● The problem:
For the song review below, decide whether each statement agrees with it, answering yes or no and quoting the exact words that decide it. 1. "Grampa Carl" is the third track on the album Matador Sunset. 2. The singer's great-grandfather smuggled booze from Mexico. 3. The guitarist Dave is Ryan's brother.

An old-fashioned backwoods rocker with an absorbing tale, “Grampa Carl” builds with a well-plotted dramatic arc towards a culminating guitar solo of Youngian ferocity. That a song like this can succeed in 2011—and boy does it ever—is both fascinating and inspiring. Moral of the story, yet again, is you just have to be good. Related moral of the story: being good doesn’t necessitate being different, just good. Or, maybe, better: being really good is itself a valid way of being different.
Things start with a drumbeat and a spoken introduction, with co-front man Ryan Wayne McEathron letting us know that the song is about his great-grandfather, who smuggled booze from Canada into the U.S. during Prohibition. Bass and keyboards join in, the lead guitar slightly after, and McEathron shifts from speaking to singing so casually you almost don’t notice. The casual authority of both the song and the band is what carries the day here—that and, specifically, Ryan’s cousin Dave on guitar. Dave’s got it going on, big-time: he can support the vocals with inventive but not intrusive licks on the one hand, while stepping out in between verses with honest-to-goodness lead guitar lines on the other. That indie bands have generally put the lead guitar aside is one of 21st-century rock’n’roll’s lesser accomplishments. But: I fearlessly predict that the ability to show mastery on an actual physical instrument will become more and more highly valued as the new decade wears on, and we grow collectively tired of having reduced most of our exertions to touching fingers to screens. (One can always dream, can’t one?)
“Grampa Carl” is the third track on the band’s second album, Matador Sunset, which is coming out at the end of the month on Pheromone Recordings. Because I’m so impressed with the simple power of this band and this song, I’m posting a video performance of it that does nothing but show the McEathron cousins and company doing their thing. No actors were harmed in the filming of this video.

[Document layout analysis data]
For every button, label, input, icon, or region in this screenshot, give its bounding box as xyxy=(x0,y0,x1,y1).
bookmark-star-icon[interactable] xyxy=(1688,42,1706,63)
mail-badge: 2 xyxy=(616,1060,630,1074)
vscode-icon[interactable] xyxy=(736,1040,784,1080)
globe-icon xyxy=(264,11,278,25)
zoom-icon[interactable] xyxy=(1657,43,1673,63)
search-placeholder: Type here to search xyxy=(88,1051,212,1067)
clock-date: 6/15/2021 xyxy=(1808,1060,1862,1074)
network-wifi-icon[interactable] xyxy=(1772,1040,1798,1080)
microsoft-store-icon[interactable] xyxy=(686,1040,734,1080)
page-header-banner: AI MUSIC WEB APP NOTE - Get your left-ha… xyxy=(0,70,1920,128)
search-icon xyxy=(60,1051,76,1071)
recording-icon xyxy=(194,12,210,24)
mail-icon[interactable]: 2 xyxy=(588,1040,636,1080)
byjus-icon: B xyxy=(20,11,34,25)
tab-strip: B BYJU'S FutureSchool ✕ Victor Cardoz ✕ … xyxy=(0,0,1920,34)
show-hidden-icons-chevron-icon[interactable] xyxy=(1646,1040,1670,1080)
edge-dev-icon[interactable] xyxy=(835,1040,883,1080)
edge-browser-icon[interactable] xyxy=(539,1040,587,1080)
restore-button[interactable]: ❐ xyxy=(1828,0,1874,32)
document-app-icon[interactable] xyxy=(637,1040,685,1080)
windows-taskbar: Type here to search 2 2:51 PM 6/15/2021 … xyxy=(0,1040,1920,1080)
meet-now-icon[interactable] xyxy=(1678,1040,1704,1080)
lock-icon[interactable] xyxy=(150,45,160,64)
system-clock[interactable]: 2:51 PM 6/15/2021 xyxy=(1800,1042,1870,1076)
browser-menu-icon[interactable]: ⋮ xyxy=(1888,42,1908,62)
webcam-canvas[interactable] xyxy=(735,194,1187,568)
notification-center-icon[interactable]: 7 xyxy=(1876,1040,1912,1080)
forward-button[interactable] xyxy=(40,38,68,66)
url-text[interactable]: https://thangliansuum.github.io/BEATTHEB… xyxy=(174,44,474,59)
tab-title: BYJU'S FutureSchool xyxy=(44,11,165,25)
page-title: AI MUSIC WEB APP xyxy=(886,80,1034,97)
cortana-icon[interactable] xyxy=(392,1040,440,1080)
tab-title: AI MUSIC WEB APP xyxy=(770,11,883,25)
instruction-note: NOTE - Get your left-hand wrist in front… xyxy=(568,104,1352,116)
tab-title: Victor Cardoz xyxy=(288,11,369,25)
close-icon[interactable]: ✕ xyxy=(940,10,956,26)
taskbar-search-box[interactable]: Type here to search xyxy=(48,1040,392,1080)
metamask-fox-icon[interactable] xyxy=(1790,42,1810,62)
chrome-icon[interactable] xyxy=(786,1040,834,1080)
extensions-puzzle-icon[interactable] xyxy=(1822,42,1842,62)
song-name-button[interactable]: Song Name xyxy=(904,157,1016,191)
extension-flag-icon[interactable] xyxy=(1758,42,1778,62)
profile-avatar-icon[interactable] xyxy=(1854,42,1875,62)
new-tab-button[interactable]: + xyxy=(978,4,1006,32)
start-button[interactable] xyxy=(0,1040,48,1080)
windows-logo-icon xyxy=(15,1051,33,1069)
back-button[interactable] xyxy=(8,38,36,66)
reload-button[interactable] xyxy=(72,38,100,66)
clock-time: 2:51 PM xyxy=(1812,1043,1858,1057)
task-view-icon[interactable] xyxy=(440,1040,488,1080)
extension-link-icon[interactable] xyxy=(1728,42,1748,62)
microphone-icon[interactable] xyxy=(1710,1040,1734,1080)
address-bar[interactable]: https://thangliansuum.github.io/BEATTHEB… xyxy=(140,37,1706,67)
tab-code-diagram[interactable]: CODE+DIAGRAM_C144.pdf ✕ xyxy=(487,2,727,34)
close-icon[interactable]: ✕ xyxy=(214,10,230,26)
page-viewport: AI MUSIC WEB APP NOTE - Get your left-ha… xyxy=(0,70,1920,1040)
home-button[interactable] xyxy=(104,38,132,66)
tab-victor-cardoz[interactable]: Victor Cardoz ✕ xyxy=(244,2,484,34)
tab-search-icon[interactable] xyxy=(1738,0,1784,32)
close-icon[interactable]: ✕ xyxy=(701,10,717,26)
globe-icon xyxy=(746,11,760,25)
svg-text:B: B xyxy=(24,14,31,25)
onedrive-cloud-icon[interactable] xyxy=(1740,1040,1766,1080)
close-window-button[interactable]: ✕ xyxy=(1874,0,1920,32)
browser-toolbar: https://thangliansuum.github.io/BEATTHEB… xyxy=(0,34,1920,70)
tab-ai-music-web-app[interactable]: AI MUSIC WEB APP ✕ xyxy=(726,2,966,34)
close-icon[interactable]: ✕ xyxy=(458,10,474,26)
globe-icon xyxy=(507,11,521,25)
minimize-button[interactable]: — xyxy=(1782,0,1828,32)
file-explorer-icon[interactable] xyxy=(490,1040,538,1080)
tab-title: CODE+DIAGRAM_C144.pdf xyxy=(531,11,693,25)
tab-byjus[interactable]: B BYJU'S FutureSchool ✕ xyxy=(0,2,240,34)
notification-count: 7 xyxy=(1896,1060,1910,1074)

● The completed task:
1. Yes: "“Grampa Carl” is the third track on the band’s second album, Matador Sunset"
2. No: "who smuggled booze from Canada into the U.S. during Prohibition"
3. No: "Ryan’s cousin Dave on guitar"